### [Exercise brief]
Make an exact copy of the lines below.

### [Records for this exercise]
|---|

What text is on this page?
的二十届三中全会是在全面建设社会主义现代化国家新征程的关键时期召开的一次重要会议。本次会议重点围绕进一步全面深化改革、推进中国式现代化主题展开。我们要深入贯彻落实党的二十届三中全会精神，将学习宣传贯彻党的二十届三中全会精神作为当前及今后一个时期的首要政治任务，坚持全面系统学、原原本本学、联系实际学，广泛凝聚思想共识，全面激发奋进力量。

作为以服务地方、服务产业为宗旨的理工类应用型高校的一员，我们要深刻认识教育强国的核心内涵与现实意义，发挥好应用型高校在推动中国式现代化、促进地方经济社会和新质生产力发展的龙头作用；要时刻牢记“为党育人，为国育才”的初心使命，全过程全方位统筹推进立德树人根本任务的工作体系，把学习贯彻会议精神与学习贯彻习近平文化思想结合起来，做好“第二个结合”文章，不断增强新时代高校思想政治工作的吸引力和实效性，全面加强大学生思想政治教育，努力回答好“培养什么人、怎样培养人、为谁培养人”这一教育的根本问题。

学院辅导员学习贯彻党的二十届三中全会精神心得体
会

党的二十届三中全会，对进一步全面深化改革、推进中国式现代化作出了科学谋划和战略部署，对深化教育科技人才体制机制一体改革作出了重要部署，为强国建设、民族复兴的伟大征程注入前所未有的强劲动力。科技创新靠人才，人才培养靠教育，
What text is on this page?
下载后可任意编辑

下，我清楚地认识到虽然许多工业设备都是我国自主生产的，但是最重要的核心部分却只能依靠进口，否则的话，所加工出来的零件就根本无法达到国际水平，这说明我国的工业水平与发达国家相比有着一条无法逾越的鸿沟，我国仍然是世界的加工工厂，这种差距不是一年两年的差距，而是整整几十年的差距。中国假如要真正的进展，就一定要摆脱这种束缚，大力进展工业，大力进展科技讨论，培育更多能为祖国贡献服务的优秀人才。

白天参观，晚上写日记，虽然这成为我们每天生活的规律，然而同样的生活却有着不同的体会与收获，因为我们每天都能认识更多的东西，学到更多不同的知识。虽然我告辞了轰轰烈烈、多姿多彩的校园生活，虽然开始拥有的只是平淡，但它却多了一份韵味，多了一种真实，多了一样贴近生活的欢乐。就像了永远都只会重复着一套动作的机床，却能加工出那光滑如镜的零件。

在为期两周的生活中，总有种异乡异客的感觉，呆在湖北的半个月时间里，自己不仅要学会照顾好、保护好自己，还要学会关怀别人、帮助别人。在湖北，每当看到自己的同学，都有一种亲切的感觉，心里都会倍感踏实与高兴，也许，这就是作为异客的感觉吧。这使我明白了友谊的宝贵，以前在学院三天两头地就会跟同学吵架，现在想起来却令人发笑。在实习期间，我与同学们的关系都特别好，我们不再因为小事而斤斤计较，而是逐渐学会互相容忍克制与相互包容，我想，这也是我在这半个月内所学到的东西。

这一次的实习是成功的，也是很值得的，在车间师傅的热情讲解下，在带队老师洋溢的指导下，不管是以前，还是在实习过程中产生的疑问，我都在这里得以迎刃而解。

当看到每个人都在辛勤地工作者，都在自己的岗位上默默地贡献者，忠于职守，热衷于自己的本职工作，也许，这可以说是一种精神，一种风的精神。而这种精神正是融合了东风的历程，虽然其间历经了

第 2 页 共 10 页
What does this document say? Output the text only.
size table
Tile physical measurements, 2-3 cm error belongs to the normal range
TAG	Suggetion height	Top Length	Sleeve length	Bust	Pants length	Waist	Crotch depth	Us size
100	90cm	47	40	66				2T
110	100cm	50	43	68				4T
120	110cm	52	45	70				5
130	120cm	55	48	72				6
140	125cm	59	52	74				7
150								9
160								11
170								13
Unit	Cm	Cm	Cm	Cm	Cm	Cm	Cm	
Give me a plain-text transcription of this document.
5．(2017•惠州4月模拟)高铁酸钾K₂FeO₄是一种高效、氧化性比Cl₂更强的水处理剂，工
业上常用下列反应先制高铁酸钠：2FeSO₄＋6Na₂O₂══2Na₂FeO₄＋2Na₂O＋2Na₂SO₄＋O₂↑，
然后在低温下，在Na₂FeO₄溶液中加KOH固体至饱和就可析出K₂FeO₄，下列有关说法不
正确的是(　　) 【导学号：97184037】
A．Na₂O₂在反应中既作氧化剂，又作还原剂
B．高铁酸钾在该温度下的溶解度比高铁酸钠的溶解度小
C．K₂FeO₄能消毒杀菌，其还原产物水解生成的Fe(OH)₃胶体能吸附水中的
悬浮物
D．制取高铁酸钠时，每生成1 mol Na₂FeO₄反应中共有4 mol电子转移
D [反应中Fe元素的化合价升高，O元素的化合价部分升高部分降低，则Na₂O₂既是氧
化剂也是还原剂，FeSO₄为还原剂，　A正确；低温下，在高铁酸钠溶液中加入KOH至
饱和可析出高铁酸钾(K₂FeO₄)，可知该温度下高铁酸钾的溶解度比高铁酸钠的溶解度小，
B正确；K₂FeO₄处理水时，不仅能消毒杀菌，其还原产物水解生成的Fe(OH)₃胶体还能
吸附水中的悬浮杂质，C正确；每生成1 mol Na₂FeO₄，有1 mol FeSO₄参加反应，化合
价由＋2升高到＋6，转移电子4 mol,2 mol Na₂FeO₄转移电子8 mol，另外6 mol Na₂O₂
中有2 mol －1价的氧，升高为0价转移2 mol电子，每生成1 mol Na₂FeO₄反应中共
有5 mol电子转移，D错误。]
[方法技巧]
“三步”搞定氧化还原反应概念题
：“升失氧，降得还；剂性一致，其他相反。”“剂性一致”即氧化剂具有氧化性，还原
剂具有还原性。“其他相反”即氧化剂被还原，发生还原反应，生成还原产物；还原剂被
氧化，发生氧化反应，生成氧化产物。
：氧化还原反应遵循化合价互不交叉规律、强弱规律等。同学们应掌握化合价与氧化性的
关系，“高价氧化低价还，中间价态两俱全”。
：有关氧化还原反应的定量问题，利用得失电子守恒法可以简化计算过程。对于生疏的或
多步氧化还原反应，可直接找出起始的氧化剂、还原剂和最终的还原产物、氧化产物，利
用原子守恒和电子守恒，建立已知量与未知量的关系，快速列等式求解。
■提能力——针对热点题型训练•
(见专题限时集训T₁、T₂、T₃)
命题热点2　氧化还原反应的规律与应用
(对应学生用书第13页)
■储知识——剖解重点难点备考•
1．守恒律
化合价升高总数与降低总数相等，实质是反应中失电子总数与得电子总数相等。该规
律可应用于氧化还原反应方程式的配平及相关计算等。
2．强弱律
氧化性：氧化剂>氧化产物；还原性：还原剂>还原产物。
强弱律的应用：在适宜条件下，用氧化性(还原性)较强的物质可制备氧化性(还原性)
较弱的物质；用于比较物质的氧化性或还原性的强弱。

|---|

### [The output]
What text is on this page?
的二十届三中全会是在全面建设社会主义现代化国家新征程的关键时期召开的一次重要会议。本次会议重点围绕进一步全面深化改革、推进中国式现代化主题展开。我们要深入贯彻落实党的二十届三中全会精神，将学习宣传贯彻党的二十届三中全会精神作为当前及今后一个时期的首要政治任务，坚持全面系统学、原原本本学、联系实际学，广泛凝聚思想共识，全面激发奋进力量。

作为以服务地方、服务产业为宗旨的理工类应用型高校的一员，我们要深刻认识教育强国的核心内涵与现实意义，发挥好应用型高校在推动中国式现代化、促进地方经济社会和新质生产力发展的龙头作用；要时刻牢记“为党育人，为国育才”的初心使命，全过程全方位统筹推进立德树人根本任务的工作体系，把学习贯彻会议精神与学习贯彻习近平文化思想结合起来，做好“第二个结合”文章，不断增强新时代高校思想政治工作的吸引力和实效性，全面加强大学生思想政治教育，努力回答好“培养什么人、怎样培养人、为谁培养人”这一教育的根本问题。

学院辅导员学习贯彻党的二十届三中全会精神心得体
会

党的二十届三中全会，对进一步全面深化改革、推进中国式现代化作出了科学谋划和战略部署，对深化教育科技人才体制机制一体改革作出了重要部署，为强国建设、民族复兴的伟大征程注入前所未有的强劲动力。科技创新靠人才，人才培养靠教育，
What text is on this page?
下载后可任意编辑

下，我清楚地认识到虽然许多工业设备都是我国自主生产的，但是最重要的核心部分却只能依靠进口，否则的话，所加工出来的零件就根本无法达到国际水平，这说明我国的工业水平与发达国家相比有着一条无法逾越的鸿沟，我国仍然是世界的加工工厂，这种差距不是一年两年的差距，而是整整几十年的差距。中国假如要真正的进展，就一定要摆脱这种束缚，大力进展工业，大力进展科技讨论，培育更多能为祖国贡献服务的优秀人才。

白天参观，晚上写日记，虽然这成为我们每天生活的规律，然而同样的生活却有着不同的体会与收获，因为我们每天都能认识更多的东西，学到更多不同的知识。虽然我告辞了轰轰烈烈、多姿多彩的校园生活，虽然开始拥有的只是平淡，但它却多了一份韵味，多了一种真实，多了一样贴近生活的欢乐。就像了永远都只会重复着一套动作的机床，却能加工出那光滑如镜的零件。

在为期两周的生活中，总有种异乡异客的感觉，呆在湖北的半个月时间里，自己不仅要学会照顾好、保护好自己，还要学会关怀别人、帮助别人。在湖北，每当看到自己的同学，都有一种亲切的感觉，心里都会倍感踏实与高兴，也许，这就是作为异客的感觉吧。这使我明白了友谊的宝贵，以前在学院三天两头地就会跟同学吵架，现在想起来却令人发笑。在实习期间，我与同学们的关系都特别好，我们不再因为小事而斤斤计较，而是逐渐学会互相容忍克制与相互包容，我想，这也是我在这半个月内所学到的东西。

这一次的实习是成功的，也是很值得的，在车间师傅的热情讲解下，在带队老师洋溢的指导下，不管是以前，还是在实习过程中产生的疑问，我都在这里得以迎刃而解。

当看到每个人都在辛勤地工作者，都在自己的岗位上默默地贡献者，忠于职守，热衷于自己的本职工作，也许，这可以说是一种精神，一种风的精神。而这种精神正是融合了东风的历程，虽然其间历经了

第 2 页 共 10 页
What does this document say? Output the text only.
size table
Tile physical measurements, 2-3 cm error belongs to the normal range
TAG	Suggetion height	Top Length	Sleeve length	Bust	Pants length	Waist	Crotch depth	Us size
100	90cm	47	40	66				2T
110	100cm	50	43	68				4T
120	110cm	52	45	70				5
130	120cm	55	48	72				6
140	125cm	59	52	74				7
150								9
160								11
170								13
Unit	Cm	Cm	Cm	Cm	Cm	Cm	Cm	
Give me a plain-text transcription of this document.
5．(2017•惠州4月模拟)高铁酸钾K₂FeO₄是一种高效、氧化性比Cl₂更强的水处理剂，工
业上常用下列反应先制高铁酸钠：2FeSO₄＋6Na₂O₂══2Na₂FeO₄＋2Na₂O＋2Na₂SO₄＋O₂↑，
然后在低温下，在Na₂FeO₄溶液中加KOH固体至饱和就可析出K₂FeO₄，下列有关说法不
正确的是(　　) 【导学号：97184037】
A．Na₂O₂在反应中既作氧化剂，又作还原剂
B．高铁酸钾在该温度下的溶解度比高铁酸钠的溶解度小
C．K₂FeO₄能消毒杀菌，其还原产物水解生成的Fe(OH)₃胶体能吸附水中的
悬浮物
D．制取高铁酸钠时，每生成1 mol Na₂FeO₄反应中共有4 mol电子转移
D [反应中Fe元素的化合价升高，O元素的化合价部分升高部分降低，则Na₂O₂既是氧
化剂也是还原剂，FeSO₄为还原剂，　A正确；低温下，在高铁酸钠溶液中加入KOH至
饱和可析出高铁酸钾(K₂FeO₄)，可知该温度下高铁酸钾的溶解度比高铁酸钠的溶解度小，
B正确；K₂FeO₄处理水时，不仅能消毒杀菌，其还原产物水解生成的Fe(OH)₃胶体还能
吸附水中的悬浮杂质，C正确；每生成1 mol Na₂FeO₄，有1 mol FeSO₄参加反应，化合
价由＋2升高到＋6，转移电子4 mol,2 mol Na₂FeO₄转移电子8 mol，另外6 mol Na₂O₂
中有2 mol －1价的氧，升高为0价转移2 mol电子，每生成1 mol Na₂FeO₄反应中共
有5 mol电子转移，D错误。]
[方法技巧]
“三步”搞定氧化还原反应概念题
：“升失氧，降得还；剂性一致，其他相反。”“剂性一致”即氧化剂具有氧化性，还原
剂具有还原性。“其他相反”即氧化剂被还原，发生还原反应，生成还原产物；还原剂被
氧化，发生氧化反应，生成氧化产物。
：氧化还原反应遵循化合价互不交叉规律、强弱规律等。同学们应掌握化合价与氧化性的
关系，“高价氧化低价还，中间价态两俱全”。
：有关氧化还原反应的定量问题，利用得失电子守恒法可以简化计算过程。对于生疏的或
多步氧化还原反应，可直接找出起始的氧化剂、还原剂和最终的还原产物、氧化产物，利
用原子守恒和电子守恒，建立已知量与未知量的关系，快速列等式求解。
■提能力——针对热点题型训练•
(见专题限时集训T₁、T₂、T₃)
命题热点2　氧化还原反应的规律与应用
(对应学生用书第13页)
■储知识——剖解重点难点备考•
1．守恒律
化合价升高总数与降低总数相等，实质是反应中失电子总数与得电子总数相等。该规
律可应用于氧化还原反应方程式的配平及相关计算等。
2．强弱律
氧化性：氧化剂>氧化产物；还原性：还原剂>还原产物。
强弱律的应用：在适宜条件下，用氧化性(还原性)较强的物质可制备氧化性(还原性)
较弱的物质；用于比较物质的氧化性或还原性的强弱。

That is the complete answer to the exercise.